» Yönerge ve koşullar
Yeni yılın ilk günlerinde dünyada olup bitenleri anlatan köşe yazısını, gösterilen son cümleden sonra devam ettirerek yazın.
━━━ Köşe yazısı ━━━
"TÜRKİYE'DE ÜRKÜTÜCÜ ŞEYLER OLUYOR!" - Toplum24
KÖŞE YAZILARI

"TÜRKİYE'DE ÜRKÜTÜCÜ ŞEYLER OLUYOR!"

Toplum24/ALMANYA (YazıYorum: 3 Ocak 2024)
 
TÜRKİYE’DE ÜRKÜTEN ŞEYLER OLUYOR…
Ne niyetlerle girmiştik değil mi 2024’e!
Barış, kardeşlik, huzur, sağlık, mutluluk…
31 Aralık’ın 1 Ocak gününe dönüştüğü dakikalarda nasıl umut dolu temennilerle meşgul idik.
Arada üç gün geçmedi bile.
 
Ukrayna’da, Filistin’de, bizi de doğrudan ilgilendiren, hayatımızı altüst eden, hayat pahalılığına sebep olan savaşlar, devam ediyor.
Bugün İran’da patlayan iki bombanın yol açtığı ölü sayısı, son baktığımda 103 idi. Yüzlerce yaralı var. Gerisini duymak görmek istemiyorum. Ürküyorum.
Dışa kapanıp içe bakıyorum.
━━━ Veri kesiti ━━━
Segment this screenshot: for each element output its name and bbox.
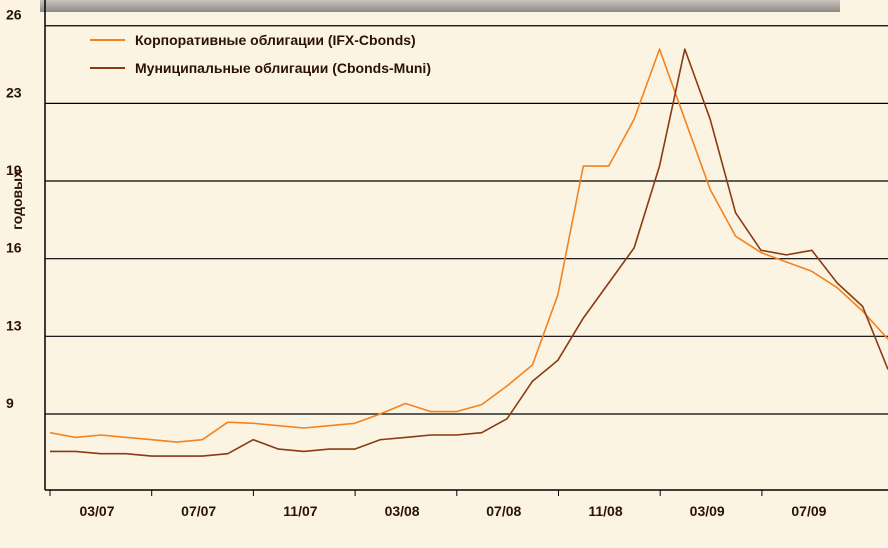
━━━
» Nihai sonuç
Türkiye’de ürkütücü şeyler olmaya başladı ardı ardına.
İstanbul’un göbeğinde, ulaşımın kalbi sayılan tarihi köprüyü kapattırıp, sözde Filistinle dayanışma, İsrail'i protesto bahanesiyle, Hilafet bayraklarının örgütlü dalgalandırıldığı bir tablo yaşanıyor. Devşirme kalabalığa, „Şeriat istiyoruz“ sloganları attırılıyor.
Ne cüret!
 
 
İstanbul İstiklal Caddesi’nde kuş uçurtmayan, sesini çıkartana, iki adım öne çıkana, coplarla biber gazıyla, su fışkırtan araçlarla yapılan püskürtme, müdahale, ne yazık ki sadece muhalefet için yapılıyor.
Yandaş olunca, tüm güvenlik birimleri „göstericilere aman bir şey olmasın“ anlayışıyla seferber ediliyor. Sözün özü tablo korkunç.
İşin çivisi çıkmışa benziyor artık.
Bu tablo olsa olsa, bir dinci kalkışmadır. Bu Cumhuriyet ve Mustafa Kemal Atatürk’’ün emaneti olan devrimlerine yönelik açık ve ağır bir darbedir.
Bu işin yolunu kimlerin açıp, kimlerin destek verdiğini, koruyup kolladığını söylememe gerek yok sanırım.
Sokaktaki tehlikenin büyüklüğünü ilk kez bu ekran görüntülerinde hissettim. Ürperdim.
Türkiye’de birşeyler oluyor. Saklı gizli değil. Açık açık.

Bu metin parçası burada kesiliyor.